**Prompt**
Scan the material below for the string "full", and copy every line where it shows up.
___
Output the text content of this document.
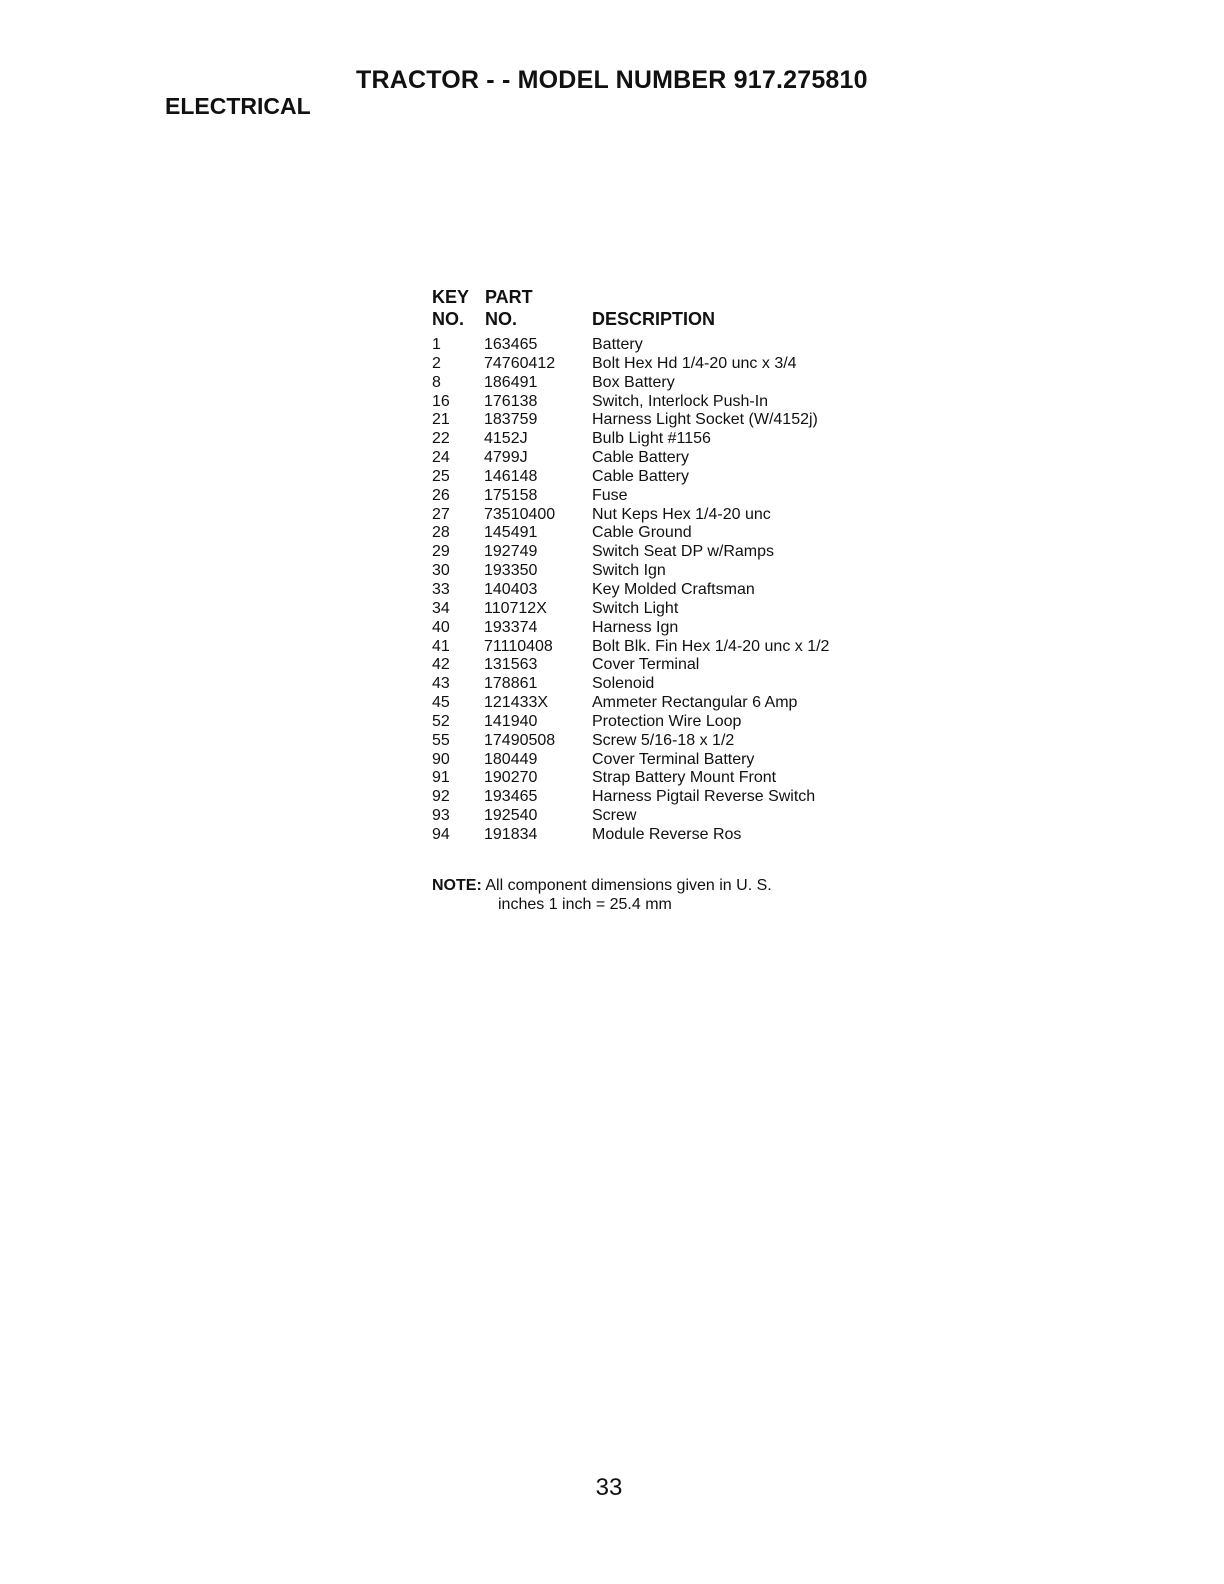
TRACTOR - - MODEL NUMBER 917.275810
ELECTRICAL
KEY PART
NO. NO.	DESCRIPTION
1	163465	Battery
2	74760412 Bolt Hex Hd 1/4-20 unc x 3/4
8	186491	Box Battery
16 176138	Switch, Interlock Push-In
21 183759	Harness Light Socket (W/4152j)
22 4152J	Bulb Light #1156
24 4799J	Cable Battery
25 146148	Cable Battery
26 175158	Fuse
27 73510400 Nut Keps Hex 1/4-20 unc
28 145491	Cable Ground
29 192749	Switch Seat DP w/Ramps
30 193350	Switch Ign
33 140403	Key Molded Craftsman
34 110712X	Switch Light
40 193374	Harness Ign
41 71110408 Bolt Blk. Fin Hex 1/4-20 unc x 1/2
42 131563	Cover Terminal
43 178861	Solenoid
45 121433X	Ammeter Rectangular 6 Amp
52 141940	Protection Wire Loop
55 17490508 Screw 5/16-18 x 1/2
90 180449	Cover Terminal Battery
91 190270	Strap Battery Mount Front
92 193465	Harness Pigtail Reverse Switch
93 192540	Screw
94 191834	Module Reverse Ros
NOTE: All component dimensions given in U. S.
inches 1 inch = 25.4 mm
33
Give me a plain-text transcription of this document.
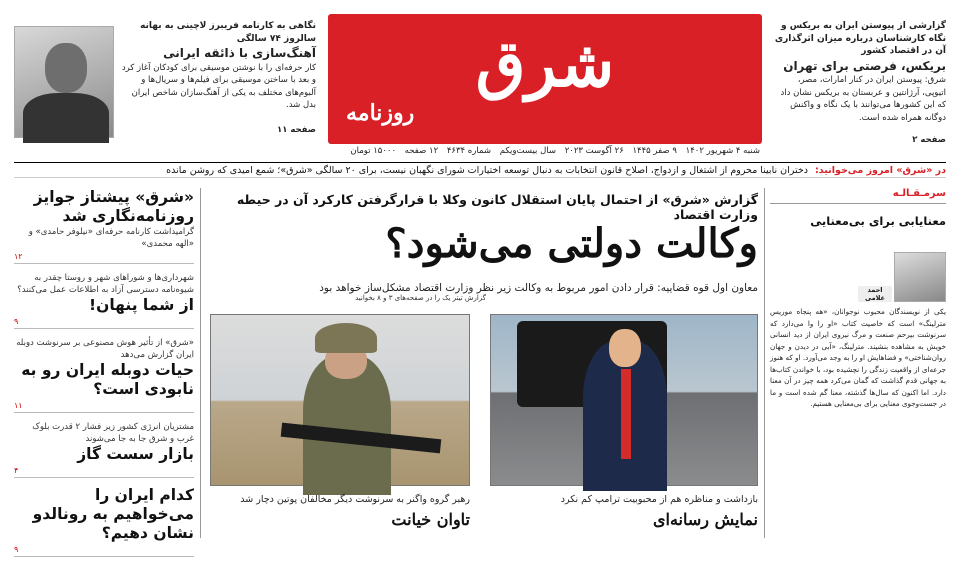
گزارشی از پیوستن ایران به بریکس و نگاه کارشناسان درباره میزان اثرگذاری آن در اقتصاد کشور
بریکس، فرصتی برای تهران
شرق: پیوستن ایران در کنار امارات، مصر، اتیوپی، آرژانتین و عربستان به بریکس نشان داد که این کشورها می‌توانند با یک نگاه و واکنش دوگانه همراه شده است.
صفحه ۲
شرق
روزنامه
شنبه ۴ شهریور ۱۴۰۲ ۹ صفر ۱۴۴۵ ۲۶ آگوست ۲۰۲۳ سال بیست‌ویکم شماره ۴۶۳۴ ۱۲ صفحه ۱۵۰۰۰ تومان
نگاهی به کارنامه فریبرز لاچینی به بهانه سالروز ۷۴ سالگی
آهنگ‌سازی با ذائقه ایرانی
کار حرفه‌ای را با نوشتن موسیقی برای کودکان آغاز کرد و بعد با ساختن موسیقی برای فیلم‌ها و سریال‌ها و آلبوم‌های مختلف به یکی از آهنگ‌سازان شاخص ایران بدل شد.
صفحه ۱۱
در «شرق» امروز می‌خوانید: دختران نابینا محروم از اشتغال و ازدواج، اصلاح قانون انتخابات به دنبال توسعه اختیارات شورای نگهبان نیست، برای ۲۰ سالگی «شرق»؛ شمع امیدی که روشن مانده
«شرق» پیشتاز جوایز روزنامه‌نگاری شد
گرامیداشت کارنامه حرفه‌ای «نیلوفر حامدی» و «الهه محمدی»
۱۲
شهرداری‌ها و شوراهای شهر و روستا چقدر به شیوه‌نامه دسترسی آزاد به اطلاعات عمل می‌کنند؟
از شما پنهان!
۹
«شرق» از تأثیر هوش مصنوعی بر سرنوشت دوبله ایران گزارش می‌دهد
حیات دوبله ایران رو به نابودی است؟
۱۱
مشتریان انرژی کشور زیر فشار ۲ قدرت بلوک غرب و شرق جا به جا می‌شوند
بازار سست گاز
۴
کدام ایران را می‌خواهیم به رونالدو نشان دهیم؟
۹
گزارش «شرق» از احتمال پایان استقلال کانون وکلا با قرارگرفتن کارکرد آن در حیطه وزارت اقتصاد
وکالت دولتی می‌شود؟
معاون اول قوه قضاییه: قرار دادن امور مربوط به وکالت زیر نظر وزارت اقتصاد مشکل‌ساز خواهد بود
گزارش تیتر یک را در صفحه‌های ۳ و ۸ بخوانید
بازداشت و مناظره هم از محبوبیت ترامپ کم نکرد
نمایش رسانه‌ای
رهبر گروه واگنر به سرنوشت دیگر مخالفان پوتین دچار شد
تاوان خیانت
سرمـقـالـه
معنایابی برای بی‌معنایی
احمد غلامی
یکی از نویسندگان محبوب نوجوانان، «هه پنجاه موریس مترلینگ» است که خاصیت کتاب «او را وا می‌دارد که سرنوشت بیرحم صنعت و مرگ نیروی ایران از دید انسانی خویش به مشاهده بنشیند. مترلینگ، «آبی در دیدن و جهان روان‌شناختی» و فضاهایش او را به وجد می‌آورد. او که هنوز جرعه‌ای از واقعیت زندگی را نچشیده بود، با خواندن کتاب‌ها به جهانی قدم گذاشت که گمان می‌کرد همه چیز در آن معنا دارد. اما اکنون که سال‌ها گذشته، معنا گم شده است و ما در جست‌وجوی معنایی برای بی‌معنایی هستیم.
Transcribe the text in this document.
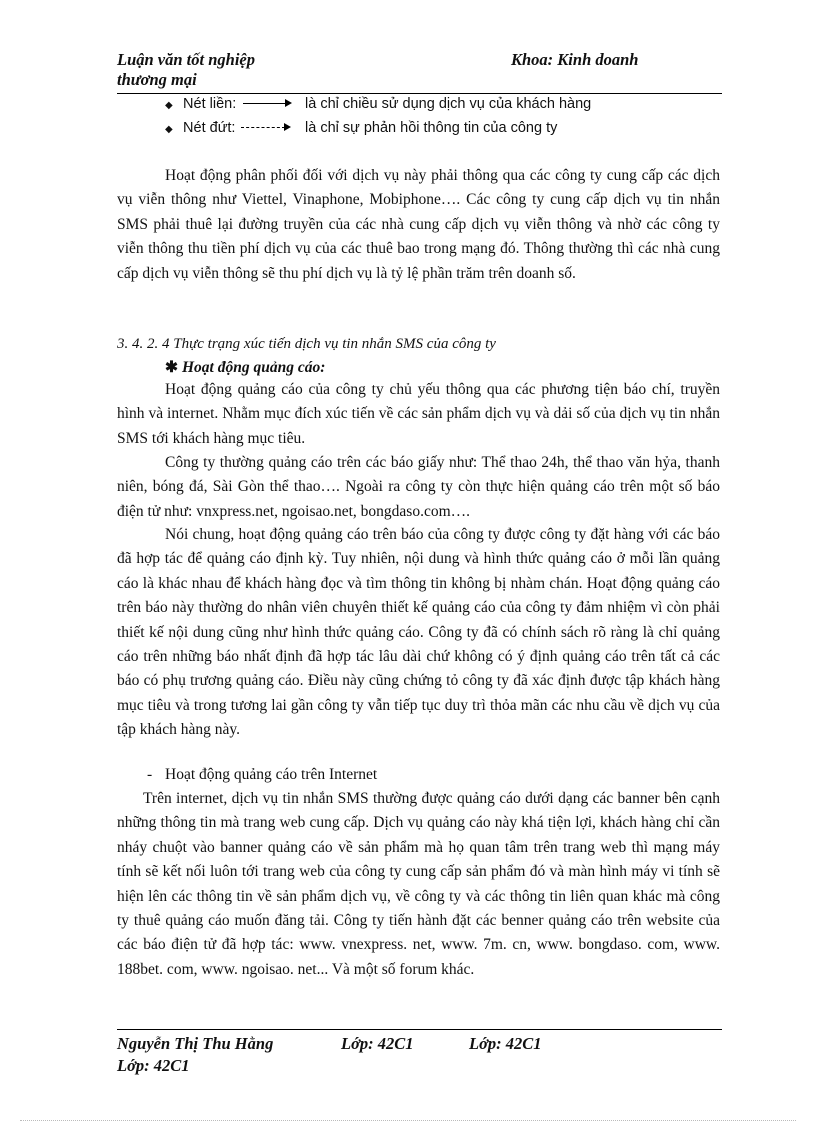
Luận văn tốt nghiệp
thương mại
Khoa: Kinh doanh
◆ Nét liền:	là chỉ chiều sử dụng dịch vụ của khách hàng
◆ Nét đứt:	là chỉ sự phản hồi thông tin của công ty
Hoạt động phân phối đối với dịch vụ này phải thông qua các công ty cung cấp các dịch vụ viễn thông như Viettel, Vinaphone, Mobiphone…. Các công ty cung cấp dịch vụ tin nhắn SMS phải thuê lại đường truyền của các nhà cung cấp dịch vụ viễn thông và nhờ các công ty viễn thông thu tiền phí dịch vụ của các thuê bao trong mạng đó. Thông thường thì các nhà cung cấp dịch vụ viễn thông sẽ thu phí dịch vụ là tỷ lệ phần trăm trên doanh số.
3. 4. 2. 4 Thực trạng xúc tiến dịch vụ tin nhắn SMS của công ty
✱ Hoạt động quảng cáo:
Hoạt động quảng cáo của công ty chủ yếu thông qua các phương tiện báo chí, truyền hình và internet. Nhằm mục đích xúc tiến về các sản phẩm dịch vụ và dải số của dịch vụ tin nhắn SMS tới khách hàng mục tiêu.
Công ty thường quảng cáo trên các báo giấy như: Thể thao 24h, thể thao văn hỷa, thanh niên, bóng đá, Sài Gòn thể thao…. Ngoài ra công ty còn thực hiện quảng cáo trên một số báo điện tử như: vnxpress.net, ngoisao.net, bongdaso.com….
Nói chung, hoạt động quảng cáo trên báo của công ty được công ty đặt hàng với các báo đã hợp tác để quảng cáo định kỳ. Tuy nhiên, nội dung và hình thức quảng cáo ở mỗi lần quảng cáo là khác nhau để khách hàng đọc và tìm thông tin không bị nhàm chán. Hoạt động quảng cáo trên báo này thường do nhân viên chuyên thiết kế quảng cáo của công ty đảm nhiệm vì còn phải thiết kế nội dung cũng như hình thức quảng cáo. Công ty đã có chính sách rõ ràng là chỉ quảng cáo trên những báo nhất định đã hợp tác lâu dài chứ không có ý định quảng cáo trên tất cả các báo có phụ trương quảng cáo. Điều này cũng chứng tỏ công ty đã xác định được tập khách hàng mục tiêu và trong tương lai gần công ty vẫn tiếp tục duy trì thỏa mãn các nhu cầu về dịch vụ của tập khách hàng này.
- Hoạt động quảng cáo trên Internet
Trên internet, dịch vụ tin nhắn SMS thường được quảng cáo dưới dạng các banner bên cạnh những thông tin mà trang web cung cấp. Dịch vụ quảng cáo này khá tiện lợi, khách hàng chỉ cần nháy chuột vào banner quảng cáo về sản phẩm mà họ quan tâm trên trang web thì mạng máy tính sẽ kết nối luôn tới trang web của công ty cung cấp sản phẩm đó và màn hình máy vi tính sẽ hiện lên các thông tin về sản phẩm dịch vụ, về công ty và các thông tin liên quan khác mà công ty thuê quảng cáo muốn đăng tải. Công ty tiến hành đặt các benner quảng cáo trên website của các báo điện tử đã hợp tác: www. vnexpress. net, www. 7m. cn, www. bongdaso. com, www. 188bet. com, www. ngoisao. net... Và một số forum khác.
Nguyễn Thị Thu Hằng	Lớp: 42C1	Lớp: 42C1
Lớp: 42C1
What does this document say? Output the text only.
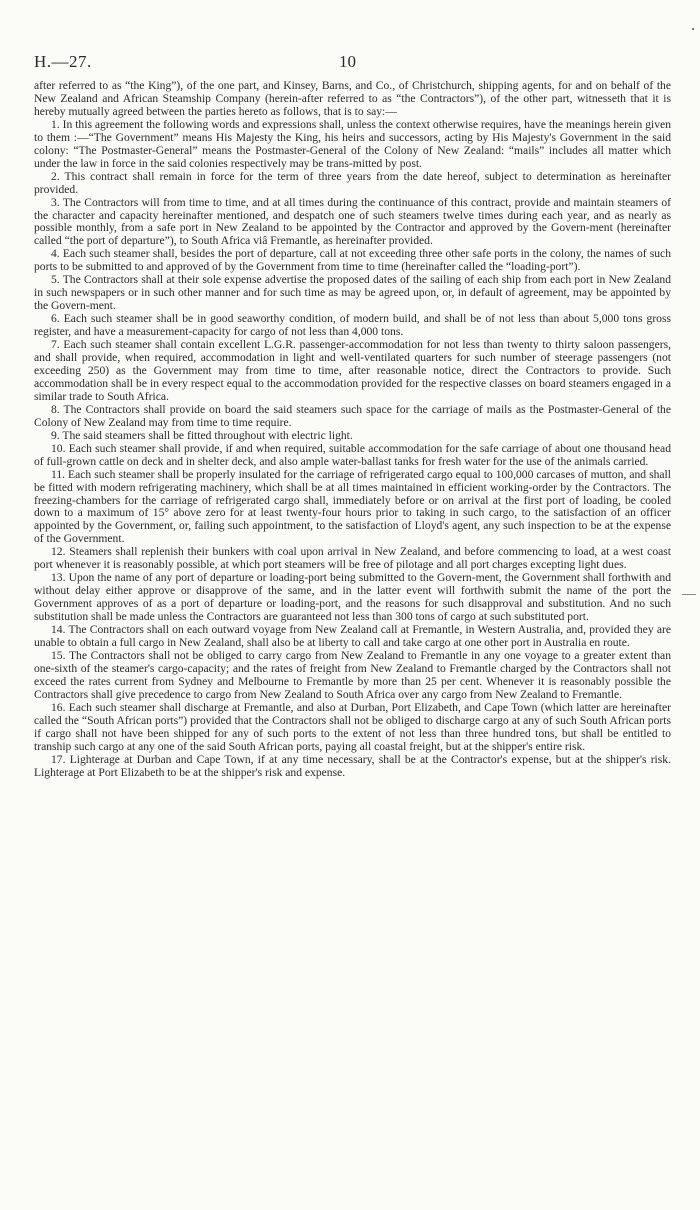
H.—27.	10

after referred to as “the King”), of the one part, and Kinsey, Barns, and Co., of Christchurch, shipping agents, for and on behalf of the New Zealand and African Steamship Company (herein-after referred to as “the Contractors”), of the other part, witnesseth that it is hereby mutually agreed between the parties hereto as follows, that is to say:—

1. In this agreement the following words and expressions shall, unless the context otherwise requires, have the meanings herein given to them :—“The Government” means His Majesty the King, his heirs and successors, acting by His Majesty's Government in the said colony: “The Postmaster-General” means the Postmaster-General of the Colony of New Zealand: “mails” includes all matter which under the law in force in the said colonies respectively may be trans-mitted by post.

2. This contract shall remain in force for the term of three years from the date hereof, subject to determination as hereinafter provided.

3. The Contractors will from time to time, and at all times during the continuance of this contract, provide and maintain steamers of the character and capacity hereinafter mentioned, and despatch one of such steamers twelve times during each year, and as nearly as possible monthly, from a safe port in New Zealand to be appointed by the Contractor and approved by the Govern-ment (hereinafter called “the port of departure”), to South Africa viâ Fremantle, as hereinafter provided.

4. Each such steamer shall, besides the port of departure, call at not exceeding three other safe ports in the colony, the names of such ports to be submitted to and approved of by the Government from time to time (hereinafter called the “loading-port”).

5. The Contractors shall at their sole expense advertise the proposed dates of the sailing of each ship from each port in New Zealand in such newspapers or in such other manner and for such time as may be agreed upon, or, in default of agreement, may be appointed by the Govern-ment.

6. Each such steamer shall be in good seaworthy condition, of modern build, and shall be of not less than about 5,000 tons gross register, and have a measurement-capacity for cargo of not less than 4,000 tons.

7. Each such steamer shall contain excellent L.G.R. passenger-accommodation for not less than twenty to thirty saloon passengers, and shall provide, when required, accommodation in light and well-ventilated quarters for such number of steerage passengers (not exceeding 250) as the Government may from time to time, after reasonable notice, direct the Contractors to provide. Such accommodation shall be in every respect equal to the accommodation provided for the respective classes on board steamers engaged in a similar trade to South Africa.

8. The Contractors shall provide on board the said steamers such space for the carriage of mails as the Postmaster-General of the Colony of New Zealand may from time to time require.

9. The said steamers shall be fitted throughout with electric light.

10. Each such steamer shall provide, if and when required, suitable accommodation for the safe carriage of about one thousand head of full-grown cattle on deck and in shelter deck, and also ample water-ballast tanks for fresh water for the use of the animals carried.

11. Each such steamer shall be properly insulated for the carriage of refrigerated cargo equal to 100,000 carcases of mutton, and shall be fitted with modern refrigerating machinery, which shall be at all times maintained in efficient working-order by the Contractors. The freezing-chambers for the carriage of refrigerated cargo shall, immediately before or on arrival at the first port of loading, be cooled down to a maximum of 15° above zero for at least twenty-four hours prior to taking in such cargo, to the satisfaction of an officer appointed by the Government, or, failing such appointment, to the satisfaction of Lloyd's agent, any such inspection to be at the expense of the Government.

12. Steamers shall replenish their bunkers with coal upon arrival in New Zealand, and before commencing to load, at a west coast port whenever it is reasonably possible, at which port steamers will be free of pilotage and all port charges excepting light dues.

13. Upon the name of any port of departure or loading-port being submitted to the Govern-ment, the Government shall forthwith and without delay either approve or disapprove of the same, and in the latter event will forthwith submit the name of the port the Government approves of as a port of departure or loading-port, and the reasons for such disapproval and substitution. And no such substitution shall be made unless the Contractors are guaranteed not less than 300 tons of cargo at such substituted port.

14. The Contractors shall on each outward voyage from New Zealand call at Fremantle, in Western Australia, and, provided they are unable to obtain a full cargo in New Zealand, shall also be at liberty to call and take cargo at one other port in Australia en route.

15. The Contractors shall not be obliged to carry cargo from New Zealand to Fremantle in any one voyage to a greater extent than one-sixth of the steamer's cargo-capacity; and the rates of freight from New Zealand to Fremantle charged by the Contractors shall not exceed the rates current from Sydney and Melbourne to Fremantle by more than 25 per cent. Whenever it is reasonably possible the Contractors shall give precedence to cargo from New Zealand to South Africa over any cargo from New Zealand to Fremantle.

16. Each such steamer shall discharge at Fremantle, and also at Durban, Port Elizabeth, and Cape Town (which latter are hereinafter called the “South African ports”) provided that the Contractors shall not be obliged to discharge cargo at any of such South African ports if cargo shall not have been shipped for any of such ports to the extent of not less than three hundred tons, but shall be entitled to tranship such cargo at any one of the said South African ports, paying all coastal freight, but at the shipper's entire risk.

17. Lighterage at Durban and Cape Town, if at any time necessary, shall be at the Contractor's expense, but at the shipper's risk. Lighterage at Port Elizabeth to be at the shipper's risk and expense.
___
**Answer to this exercise**
10. Each such steamer shall provide, if and when required, suitable accommodation for the safe carriage of about one thousand head of full-grown cattle on deck and in shelter deck, and also ample water-ballast tanks for fresh water for the use of the animals carried.
14. The Contractors shall on each outward voyage from New Zealand call at Fremantle, in Western Australia, and, provided they are unable to obtain a full cargo in New Zealand, shall also be at liberty to call and take cargo at one other port in Australia en route.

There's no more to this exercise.